> STATED TASK
Provide the data again in its entirety, exactly as given.

(Data records)
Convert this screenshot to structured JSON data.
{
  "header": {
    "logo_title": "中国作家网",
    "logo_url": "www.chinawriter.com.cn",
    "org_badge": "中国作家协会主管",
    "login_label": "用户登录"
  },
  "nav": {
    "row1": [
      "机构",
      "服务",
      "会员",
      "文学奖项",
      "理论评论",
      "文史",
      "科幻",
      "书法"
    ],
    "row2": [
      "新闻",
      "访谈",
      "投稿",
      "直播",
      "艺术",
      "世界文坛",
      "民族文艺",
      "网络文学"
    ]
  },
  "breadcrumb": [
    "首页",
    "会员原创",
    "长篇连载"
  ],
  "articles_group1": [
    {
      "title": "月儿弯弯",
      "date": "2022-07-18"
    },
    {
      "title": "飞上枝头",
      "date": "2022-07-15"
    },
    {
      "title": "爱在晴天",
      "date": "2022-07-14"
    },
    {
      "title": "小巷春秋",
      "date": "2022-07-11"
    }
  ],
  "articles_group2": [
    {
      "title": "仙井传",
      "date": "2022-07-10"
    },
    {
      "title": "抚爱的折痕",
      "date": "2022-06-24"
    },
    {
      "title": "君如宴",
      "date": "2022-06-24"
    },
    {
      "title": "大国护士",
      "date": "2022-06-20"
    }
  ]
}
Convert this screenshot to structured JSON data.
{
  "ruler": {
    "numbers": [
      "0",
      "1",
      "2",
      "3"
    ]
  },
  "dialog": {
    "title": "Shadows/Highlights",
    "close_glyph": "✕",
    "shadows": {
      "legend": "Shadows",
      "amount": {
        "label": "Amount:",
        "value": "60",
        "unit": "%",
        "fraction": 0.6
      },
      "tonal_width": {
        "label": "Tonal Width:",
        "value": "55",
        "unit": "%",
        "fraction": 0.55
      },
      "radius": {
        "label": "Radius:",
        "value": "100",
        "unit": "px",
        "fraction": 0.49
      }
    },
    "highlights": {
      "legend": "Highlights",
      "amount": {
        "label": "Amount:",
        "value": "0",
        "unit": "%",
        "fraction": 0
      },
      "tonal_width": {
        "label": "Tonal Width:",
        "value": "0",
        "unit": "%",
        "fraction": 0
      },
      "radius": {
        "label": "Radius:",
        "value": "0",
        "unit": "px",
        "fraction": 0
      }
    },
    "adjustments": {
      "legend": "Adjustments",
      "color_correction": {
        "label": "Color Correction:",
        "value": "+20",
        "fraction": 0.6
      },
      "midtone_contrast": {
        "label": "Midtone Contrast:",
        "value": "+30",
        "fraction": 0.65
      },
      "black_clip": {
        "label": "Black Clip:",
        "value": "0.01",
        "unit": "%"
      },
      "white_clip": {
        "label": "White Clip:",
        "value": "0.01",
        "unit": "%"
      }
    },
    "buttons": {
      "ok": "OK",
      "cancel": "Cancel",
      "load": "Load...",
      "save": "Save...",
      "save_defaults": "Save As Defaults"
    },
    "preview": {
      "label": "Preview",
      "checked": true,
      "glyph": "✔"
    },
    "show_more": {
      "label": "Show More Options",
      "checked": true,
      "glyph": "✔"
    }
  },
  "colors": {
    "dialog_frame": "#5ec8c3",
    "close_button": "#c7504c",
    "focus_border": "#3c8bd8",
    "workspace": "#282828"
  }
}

> EXPECTED ANSWER
Convert this screenshot to structured JSON data.
{
  "header": {
    "logo_title": "中国作家网",
    "logo_url": "www.chinawriter.com.cn",
    "org_badge": "中国作家协会主管",
    "login_label": "用户登录"
  },
  "nav": {
    "row1": [
      "机构",
      "服务",
      "会员",
      "文学奖项",
      "理论评论",
      "文史",
      "科幻",
      "书法"
    ],
    "row2": [
      "新闻",
      "访谈",
      "投稿",
      "直播",
      "艺术",
      "世界文坛",
      "民族文艺",
      "网络文学"
    ]
  },
  "breadcrumb": [
    "首页",
    "会员原创",
    "长篇连载"
  ],
  "articles_group1": [
    {
      "title": "月儿弯弯",
      "date": "2022-07-18"
    },
    {
      "title": "飞上枝头",
      "date": "2022-07-15"
    },
    {
      "title": "爱在晴天",
      "date": "2022-07-14"
    },
    {
      "title": "小巷春秋",
      "date": "2022-07-11"
    }
  ],
  "articles_group2": [
    {
      "title": "仙井传",
      "date": "2022-07-10"
    },
    {
      "title": "抚爱的折痕",
      "date": "2022-06-24"
    },
    {
      "title": "君如宴",
      "date": "2022-06-24"
    },
    {
      "title": "大国护士",
      "date": "2022-06-20"
    }
  ]
}
Convert this screenshot to structured JSON data.
{
  "ruler": {
    "numbers": [
      "0",
      "1",
      "2",
      "3"
    ]
  },
  "dialog": {
    "title": "Shadows/Highlights",
    "close_glyph": "✕",
    "shadows": {
      "legend": "Shadows",
      "amount": {
        "label": "Amount:",
        "value": "60",
        "unit": "%",
        "fraction": 0.6
      },
      "tonal_width": {
        "label": "Tonal Width:",
        "value": "55",
        "unit": "%",
        "fraction": 0.55
      },
      "radius": {
        "label": "Radius:",
        "value": "100",
        "unit": "px",
        "fraction": 0.49
      }
    },
    "highlights": {
      "legend": "Highlights",
      "amount": {
        "label": "Amount:",
        "value": "0",
        "unit": "%",
        "fraction": 0
      },
      "tonal_width": {
        "label": "Tonal Width:",
        "value": "0",
        "unit": "%",
        "fraction": 0
      },
      "radius": {
        "label": "Radius:",
        "value": "0",
        "unit": "px",
        "fraction": 0
      }
    },
    "adjustments": {
      "legend": "Adjustments",
      "color_correction": {
        "label": "Color Correction:",
        "value": "+20",
        "fraction": 0.6
      },
      "midtone_contrast": {
        "label": "Midtone Contrast:",
        "value": "+30",
        "fraction": 0.65
      },
      "black_clip": {
        "label": "Black Clip:",
        "value": "0.01",
        "unit": "%"
      },
      "white_clip": {
        "label": "White Clip:",
        "value": "0.01",
        "unit": "%"
      }
    },
    "buttons": {
      "ok": "OK",
      "cancel": "Cancel",
      "load": "Load...",
      "save": "Save...",
      "save_defaults": "Save As Defaults"
    },
    "preview": {
      "label": "Preview",
      "checked": true,
      "glyph": "✔"
    },
    "show_more": {
      "label": "Show More Options",
      "checked": true,
      "glyph": "✔"
    }
  },
  "colors": {
    "dialog_frame": "#5ec8c3",
    "close_button": "#c7504c",
    "focus_border": "#3c8bd8",
    "workspace": "#282828"
  }
}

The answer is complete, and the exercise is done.